* Short problem
Will you transcribe the entries that follow, exactly and in full?
----------------------------------------
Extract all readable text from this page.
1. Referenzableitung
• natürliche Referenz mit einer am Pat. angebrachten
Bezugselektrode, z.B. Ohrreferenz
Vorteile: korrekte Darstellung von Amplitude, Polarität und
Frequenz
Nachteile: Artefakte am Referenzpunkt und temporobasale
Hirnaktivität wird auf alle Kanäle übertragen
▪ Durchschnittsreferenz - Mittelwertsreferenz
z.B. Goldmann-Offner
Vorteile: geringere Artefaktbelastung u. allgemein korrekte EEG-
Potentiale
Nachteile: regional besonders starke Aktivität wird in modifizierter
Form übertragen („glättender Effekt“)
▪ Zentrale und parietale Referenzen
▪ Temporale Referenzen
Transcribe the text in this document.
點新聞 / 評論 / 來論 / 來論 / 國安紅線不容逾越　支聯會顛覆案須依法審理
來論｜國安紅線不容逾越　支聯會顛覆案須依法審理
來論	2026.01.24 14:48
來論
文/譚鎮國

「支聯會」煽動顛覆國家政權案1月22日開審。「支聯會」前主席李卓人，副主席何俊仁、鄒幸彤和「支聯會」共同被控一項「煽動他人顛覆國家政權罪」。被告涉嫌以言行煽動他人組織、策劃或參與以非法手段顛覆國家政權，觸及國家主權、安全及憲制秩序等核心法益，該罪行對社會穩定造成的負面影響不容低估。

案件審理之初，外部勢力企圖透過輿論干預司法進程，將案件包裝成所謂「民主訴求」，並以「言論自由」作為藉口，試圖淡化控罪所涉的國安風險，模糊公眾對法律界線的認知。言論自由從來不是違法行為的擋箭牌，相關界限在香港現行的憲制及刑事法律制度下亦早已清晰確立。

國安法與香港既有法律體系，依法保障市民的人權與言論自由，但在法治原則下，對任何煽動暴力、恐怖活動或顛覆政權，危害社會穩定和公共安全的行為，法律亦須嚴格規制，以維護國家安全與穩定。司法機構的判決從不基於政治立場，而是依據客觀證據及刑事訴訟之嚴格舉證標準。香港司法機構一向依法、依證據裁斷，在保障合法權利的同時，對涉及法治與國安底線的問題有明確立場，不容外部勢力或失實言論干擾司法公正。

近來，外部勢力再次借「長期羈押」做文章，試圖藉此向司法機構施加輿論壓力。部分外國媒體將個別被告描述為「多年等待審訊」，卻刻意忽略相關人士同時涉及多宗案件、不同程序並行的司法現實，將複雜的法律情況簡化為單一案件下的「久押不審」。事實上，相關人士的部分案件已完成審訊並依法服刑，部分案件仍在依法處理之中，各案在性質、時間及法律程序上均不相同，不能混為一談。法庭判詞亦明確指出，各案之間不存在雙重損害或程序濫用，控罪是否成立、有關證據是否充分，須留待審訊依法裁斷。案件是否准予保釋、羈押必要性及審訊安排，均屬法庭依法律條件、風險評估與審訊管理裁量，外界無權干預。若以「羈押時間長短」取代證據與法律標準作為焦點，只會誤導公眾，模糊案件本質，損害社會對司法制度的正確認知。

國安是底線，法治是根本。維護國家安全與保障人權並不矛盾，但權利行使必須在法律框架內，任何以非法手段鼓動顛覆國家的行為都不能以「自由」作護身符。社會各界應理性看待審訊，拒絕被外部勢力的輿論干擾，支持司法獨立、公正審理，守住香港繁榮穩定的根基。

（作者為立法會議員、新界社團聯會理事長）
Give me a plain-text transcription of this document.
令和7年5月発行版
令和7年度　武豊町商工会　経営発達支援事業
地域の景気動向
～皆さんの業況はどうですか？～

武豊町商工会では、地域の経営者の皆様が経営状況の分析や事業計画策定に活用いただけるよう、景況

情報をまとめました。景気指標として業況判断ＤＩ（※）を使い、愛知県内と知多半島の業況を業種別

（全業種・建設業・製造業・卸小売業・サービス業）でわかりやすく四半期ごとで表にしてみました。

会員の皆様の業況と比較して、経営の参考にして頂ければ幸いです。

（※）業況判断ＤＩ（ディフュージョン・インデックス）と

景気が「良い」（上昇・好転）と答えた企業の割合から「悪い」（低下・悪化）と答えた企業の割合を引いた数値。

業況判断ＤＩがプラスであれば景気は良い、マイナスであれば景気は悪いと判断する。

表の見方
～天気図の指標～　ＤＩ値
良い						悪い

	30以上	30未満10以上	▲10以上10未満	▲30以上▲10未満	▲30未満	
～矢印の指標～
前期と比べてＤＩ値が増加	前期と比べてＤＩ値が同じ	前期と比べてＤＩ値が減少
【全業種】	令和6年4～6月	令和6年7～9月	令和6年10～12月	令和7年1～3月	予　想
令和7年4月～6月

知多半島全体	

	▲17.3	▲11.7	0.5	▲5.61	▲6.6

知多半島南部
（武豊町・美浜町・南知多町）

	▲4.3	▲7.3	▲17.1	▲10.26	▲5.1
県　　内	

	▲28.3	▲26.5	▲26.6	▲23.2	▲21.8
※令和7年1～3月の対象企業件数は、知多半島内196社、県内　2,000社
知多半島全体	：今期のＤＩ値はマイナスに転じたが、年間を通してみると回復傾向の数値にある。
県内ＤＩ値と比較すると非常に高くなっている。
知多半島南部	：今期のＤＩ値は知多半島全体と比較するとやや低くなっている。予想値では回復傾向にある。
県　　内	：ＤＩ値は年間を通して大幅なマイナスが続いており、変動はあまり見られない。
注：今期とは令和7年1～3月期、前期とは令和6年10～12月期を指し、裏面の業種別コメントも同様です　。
----------------------------------------
* Result of the task
Extract all readable text from this page.
1. Referenzableitung
• natürliche Referenz mit einer am Pat. angebrachten
Bezugselektrode, z.B. Ohrreferenz
Vorteile: korrekte Darstellung von Amplitude, Polarität und
Frequenz
Nachteile: Artefakte am Referenzpunkt und temporobasale
Hirnaktivität wird auf alle Kanäle übertragen
▪ Durchschnittsreferenz - Mittelwertsreferenz
z.B. Goldmann-Offner
Vorteile: geringere Artefaktbelastung u. allgemein korrekte EEG-
Potentiale
Nachteile: regional besonders starke Aktivität wird in modifizierter
Form übertragen („glättender Effekt“)
▪ Zentrale und parietale Referenzen
▪ Temporale Referenzen
Transcribe the text in this document.
點新聞 / 評論 / 來論 / 來論 / 國安紅線不容逾越　支聯會顛覆案須依法審理
來論｜國安紅線不容逾越　支聯會顛覆案須依法審理
來論	2026.01.24 14:48
來論
文/譚鎮國

「支聯會」煽動顛覆國家政權案1月22日開審。「支聯會」前主席李卓人，副主席何俊仁、鄒幸彤和「支聯會」共同被控一項「煽動他人顛覆國家政權罪」。被告涉嫌以言行煽動他人組織、策劃或參與以非法手段顛覆國家政權，觸及國家主權、安全及憲制秩序等核心法益，該罪行對社會穩定造成的負面影響不容低估。

案件審理之初，外部勢力企圖透過輿論干預司法進程，將案件包裝成所謂「民主訴求」，並以「言論自由」作為藉口，試圖淡化控罪所涉的國安風險，模糊公眾對法律界線的認知。言論自由從來不是違法行為的擋箭牌，相關界限在香港現行的憲制及刑事法律制度下亦早已清晰確立。

國安法與香港既有法律體系，依法保障市民的人權與言論自由，但在法治原則下，對任何煽動暴力、恐怖活動或顛覆政權，危害社會穩定和公共安全的行為，法律亦須嚴格規制，以維護國家安全與穩定。司法機構的判決從不基於政治立場，而是依據客觀證據及刑事訴訟之嚴格舉證標準。香港司法機構一向依法、依證據裁斷，在保障合法權利的同時，對涉及法治與國安底線的問題有明確立場，不容外部勢力或失實言論干擾司法公正。

近來，外部勢力再次借「長期羈押」做文章，試圖藉此向司法機構施加輿論壓力。部分外國媒體將個別被告描述為「多年等待審訊」，卻刻意忽略相關人士同時涉及多宗案件、不同程序並行的司法現實，將複雜的法律情況簡化為單一案件下的「久押不審」。事實上，相關人士的部分案件已完成審訊並依法服刑，部分案件仍在依法處理之中，各案在性質、時間及法律程序上均不相同，不能混為一談。法庭判詞亦明確指出，各案之間不存在雙重損害或程序濫用，控罪是否成立、有關證據是否充分，須留待審訊依法裁斷。案件是否准予保釋、羈押必要性及審訊安排，均屬法庭依法律條件、風險評估與審訊管理裁量，外界無權干預。若以「羈押時間長短」取代證據與法律標準作為焦點，只會誤導公眾，模糊案件本質，損害社會對司法制度的正確認知。

國安是底線，法治是根本。維護國家安全與保障人權並不矛盾，但權利行使必須在法律框架內，任何以非法手段鼓動顛覆國家的行為都不能以「自由」作護身符。社會各界應理性看待審訊，拒絕被外部勢力的輿論干擾，支持司法獨立、公正審理，守住香港繁榮穩定的根基。

（作者為立法會議員、新界社團聯會理事長）
Give me a plain-text transcription of this document.
令和7年5月発行版
令和7年度　武豊町商工会　経営発達支援事業
地域の景気動向
～皆さんの業況はどうですか？～

武豊町商工会では、地域の経営者の皆様が経営状況の分析や事業計画策定に活用いただけるよう、景況

情報をまとめました。景気指標として業況判断ＤＩ（※）を使い、愛知県内と知多半島の業況を業種別

（全業種・建設業・製造業・卸小売業・サービス業）でわかりやすく四半期ごとで表にしてみました。

会員の皆様の業況と比較して、経営の参考にして頂ければ幸いです。

（※）業況判断ＤＩ（ディフュージョン・インデックス）と

景気が「良い」（上昇・好転）と答えた企業の割合から「悪い」（低下・悪化）と答えた企業の割合を引いた数値。

業況判断ＤＩがプラスであれば景気は良い、マイナスであれば景気は悪いと判断する。

表の見方
～天気図の指標～　ＤＩ値
良い						悪い

	30以上	30未満10以上	▲10以上10未満	▲30以上▲10未満	▲30未満	
～矢印の指標～
前期と比べてＤＩ値が増加	前期と比べてＤＩ値が同じ	前期と比べてＤＩ値が減少
【全業種】	令和6年4～6月	令和6年7～9月	令和6年10～12月	令和7年1～3月	予　想
令和7年4月～6月

知多半島全体	

	▲17.3	▲11.7	0.5	▲5.61	▲6.6

知多半島南部
（武豊町・美浜町・南知多町）

	▲4.3	▲7.3	▲17.1	▲10.26	▲5.1
県　　内	

	▲28.3	▲26.5	▲26.6	▲23.2	▲21.8
※令和7年1～3月の対象企業件数は、知多半島内196社、県内　2,000社
知多半島全体	：今期のＤＩ値はマイナスに転じたが、年間を通してみると回復傾向の数値にある。
県内ＤＩ値と比較すると非常に高くなっている。
知多半島南部	：今期のＤＩ値は知多半島全体と比較するとやや低くなっている。予想値では回復傾向にある。
県　　内	：ＤＩ値は年間を通して大幅なマイナスが続いており、変動はあまり見られない。
注：今期とは令和7年1～3月期、前期とは令和6年10～12月期を指し、裏面の業種別コメントも同様です　。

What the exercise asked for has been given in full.